**Given exercise**
Note how many lines include the word "cornea", and give that number by itself.

**Raw data**
-- Start --

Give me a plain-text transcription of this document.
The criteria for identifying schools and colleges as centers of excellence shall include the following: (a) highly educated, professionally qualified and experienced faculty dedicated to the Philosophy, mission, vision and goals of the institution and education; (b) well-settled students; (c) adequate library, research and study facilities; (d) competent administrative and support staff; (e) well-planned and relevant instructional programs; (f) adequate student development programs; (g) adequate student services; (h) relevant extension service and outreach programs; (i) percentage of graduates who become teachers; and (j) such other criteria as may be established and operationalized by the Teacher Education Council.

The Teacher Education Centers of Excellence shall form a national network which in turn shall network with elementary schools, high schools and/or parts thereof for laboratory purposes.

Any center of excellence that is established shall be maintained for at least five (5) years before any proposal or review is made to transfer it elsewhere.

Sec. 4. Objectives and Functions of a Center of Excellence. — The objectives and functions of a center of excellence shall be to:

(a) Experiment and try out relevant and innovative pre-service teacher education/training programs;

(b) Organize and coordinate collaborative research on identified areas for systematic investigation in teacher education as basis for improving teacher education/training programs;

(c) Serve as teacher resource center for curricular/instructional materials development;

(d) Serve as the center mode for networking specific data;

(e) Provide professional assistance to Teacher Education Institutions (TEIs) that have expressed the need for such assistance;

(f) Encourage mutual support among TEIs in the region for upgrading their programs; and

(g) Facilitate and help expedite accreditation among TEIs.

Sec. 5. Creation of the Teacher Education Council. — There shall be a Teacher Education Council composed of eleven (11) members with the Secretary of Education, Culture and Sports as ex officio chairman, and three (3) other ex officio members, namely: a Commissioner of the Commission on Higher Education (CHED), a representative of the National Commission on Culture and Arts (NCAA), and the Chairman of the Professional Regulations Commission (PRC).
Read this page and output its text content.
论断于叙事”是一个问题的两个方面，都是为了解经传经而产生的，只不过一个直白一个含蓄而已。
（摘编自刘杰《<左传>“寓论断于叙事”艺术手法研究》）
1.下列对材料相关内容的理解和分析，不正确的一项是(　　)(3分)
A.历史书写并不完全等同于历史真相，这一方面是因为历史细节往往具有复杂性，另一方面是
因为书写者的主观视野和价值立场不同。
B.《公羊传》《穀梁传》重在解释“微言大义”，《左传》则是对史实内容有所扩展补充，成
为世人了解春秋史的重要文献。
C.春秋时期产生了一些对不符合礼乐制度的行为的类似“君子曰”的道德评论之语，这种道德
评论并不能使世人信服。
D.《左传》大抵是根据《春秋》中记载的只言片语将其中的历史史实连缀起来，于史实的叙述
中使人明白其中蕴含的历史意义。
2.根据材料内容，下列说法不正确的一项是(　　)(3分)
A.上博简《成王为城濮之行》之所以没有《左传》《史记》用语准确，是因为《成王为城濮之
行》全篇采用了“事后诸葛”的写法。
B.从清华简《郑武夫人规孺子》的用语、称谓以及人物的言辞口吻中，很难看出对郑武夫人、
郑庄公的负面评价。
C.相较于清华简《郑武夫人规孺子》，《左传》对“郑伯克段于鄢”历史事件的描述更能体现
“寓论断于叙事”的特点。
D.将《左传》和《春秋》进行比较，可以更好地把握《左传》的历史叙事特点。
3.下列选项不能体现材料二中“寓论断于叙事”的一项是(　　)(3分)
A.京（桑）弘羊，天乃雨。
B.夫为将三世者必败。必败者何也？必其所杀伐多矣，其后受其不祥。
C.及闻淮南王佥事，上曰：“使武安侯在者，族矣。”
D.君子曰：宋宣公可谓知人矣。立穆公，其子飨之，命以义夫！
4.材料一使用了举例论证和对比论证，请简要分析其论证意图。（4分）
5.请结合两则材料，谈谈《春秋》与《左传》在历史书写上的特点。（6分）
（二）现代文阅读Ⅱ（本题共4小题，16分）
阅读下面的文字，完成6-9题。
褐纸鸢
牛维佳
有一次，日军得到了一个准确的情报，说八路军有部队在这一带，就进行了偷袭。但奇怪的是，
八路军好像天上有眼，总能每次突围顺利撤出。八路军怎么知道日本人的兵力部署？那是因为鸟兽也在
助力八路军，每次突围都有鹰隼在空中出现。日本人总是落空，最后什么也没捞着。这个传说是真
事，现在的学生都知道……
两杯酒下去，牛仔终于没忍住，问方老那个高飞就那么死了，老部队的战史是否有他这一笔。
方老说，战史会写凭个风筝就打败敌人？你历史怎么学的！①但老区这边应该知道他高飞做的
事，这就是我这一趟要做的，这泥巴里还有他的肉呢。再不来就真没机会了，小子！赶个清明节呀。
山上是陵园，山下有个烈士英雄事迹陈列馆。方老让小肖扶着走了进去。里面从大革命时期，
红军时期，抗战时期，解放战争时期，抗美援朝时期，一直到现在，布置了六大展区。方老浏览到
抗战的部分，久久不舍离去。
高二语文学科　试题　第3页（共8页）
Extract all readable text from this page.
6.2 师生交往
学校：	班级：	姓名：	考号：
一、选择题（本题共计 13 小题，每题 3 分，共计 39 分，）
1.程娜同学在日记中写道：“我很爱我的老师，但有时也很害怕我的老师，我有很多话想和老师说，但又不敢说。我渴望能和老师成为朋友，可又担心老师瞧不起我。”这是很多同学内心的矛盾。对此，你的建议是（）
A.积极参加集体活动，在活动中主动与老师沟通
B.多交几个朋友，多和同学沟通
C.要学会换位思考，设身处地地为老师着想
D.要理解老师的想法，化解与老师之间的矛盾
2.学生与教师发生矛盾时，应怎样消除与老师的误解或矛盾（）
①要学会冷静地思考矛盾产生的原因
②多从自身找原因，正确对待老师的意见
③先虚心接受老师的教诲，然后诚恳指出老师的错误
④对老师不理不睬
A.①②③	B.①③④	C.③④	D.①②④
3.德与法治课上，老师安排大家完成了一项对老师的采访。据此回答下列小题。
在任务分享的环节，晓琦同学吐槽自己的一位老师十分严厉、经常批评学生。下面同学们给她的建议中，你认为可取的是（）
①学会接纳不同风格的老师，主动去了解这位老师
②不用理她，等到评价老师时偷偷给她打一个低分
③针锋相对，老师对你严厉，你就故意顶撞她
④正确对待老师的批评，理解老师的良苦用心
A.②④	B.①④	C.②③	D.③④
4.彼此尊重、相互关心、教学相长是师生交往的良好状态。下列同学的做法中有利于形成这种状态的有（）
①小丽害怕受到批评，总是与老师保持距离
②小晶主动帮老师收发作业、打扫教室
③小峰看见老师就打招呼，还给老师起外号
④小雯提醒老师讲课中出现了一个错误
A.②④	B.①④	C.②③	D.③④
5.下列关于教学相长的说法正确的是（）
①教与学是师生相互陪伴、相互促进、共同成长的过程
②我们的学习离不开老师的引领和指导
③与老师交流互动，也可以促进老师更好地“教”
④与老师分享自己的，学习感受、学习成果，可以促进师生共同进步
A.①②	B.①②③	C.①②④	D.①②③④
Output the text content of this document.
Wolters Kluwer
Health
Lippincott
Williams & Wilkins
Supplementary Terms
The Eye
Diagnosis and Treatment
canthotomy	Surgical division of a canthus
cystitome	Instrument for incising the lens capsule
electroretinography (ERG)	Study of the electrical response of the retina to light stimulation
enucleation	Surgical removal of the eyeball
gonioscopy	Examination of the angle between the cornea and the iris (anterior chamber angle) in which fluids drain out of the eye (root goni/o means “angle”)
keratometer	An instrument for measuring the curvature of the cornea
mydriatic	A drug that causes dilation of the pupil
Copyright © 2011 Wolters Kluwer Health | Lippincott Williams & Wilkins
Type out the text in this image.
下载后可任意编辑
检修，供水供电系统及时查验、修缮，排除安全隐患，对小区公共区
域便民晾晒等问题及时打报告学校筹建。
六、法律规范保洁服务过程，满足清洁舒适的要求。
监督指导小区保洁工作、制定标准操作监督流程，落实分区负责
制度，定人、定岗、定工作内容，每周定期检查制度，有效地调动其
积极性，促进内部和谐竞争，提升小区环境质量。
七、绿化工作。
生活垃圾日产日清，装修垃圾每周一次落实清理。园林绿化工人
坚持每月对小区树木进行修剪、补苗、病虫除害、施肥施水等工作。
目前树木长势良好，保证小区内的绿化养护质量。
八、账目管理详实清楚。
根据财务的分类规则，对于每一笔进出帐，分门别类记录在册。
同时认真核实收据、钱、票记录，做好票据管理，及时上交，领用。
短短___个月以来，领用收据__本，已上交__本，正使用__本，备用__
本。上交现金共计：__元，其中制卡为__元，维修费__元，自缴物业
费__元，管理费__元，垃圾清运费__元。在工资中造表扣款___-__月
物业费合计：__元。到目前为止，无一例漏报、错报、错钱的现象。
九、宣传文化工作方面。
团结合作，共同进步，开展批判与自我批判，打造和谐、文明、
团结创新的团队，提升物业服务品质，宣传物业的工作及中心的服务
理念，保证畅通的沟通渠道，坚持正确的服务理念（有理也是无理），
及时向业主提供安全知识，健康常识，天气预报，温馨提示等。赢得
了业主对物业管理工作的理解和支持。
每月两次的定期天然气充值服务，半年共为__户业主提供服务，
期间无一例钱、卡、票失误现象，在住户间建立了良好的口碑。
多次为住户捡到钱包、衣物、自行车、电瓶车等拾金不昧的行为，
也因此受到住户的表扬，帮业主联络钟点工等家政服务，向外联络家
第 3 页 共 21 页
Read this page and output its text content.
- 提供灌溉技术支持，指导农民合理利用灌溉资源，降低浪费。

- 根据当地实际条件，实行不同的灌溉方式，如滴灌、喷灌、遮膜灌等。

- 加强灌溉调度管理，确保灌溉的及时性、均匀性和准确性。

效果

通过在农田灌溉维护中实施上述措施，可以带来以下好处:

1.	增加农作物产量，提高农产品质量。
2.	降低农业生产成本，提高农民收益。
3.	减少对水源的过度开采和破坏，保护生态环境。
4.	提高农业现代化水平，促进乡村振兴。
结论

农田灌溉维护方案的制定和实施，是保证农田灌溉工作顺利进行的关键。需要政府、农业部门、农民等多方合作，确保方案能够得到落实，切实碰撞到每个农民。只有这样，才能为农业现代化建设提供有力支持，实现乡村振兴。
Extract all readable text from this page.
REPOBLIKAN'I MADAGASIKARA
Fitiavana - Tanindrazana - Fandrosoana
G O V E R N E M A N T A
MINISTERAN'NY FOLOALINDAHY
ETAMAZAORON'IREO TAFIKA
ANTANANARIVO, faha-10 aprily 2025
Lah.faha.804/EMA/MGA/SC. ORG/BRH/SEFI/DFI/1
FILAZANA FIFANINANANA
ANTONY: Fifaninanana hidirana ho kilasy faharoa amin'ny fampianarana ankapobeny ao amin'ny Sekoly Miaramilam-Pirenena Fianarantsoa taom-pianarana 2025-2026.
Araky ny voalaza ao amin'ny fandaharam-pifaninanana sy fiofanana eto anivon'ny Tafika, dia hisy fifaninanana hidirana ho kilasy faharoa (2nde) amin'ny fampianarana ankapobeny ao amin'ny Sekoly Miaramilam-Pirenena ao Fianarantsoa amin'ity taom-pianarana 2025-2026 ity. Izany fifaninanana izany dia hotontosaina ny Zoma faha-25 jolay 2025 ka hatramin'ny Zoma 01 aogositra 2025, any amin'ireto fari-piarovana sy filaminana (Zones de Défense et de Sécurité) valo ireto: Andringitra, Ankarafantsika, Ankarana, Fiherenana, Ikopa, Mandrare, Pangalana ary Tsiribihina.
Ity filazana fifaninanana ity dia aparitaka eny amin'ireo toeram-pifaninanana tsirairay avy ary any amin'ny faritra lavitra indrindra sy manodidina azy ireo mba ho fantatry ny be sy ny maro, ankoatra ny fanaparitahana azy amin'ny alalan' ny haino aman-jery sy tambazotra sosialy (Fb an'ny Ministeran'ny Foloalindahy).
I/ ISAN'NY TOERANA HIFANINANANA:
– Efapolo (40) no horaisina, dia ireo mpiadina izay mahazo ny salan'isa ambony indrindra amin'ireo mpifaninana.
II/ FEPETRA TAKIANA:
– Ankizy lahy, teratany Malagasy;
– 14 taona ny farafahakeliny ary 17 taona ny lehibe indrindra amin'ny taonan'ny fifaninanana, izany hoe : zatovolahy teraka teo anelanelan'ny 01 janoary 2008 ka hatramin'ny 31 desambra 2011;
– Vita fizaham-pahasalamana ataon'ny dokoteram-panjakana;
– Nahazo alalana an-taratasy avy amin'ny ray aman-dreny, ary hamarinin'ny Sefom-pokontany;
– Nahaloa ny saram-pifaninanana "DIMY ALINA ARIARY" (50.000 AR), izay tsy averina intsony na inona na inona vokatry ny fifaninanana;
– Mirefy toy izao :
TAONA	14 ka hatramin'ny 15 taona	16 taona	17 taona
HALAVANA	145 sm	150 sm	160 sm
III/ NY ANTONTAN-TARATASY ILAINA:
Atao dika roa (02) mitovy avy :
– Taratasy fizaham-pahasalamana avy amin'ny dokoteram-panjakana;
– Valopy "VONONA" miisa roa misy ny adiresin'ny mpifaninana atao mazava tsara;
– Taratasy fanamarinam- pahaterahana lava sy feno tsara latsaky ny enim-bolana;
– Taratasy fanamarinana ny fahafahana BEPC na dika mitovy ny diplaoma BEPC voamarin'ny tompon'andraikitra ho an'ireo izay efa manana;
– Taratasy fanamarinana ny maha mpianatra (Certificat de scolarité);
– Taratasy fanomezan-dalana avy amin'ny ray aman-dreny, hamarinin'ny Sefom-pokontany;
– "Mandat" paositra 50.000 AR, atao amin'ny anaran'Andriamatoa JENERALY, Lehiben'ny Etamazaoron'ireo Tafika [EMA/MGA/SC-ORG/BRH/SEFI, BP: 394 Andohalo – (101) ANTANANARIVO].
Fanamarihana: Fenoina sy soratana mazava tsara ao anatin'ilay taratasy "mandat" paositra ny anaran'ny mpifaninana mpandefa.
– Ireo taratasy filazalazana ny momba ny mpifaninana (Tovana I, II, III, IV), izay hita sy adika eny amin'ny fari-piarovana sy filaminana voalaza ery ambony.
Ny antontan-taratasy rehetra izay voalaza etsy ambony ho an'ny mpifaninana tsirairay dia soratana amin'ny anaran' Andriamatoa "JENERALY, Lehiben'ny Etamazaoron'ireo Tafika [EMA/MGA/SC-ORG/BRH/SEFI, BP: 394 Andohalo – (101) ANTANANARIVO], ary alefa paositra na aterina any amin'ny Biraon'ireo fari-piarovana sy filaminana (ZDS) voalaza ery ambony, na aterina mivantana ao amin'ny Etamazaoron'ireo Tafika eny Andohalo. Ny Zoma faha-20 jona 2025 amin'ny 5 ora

-- End --

**Answer to this exercise**
2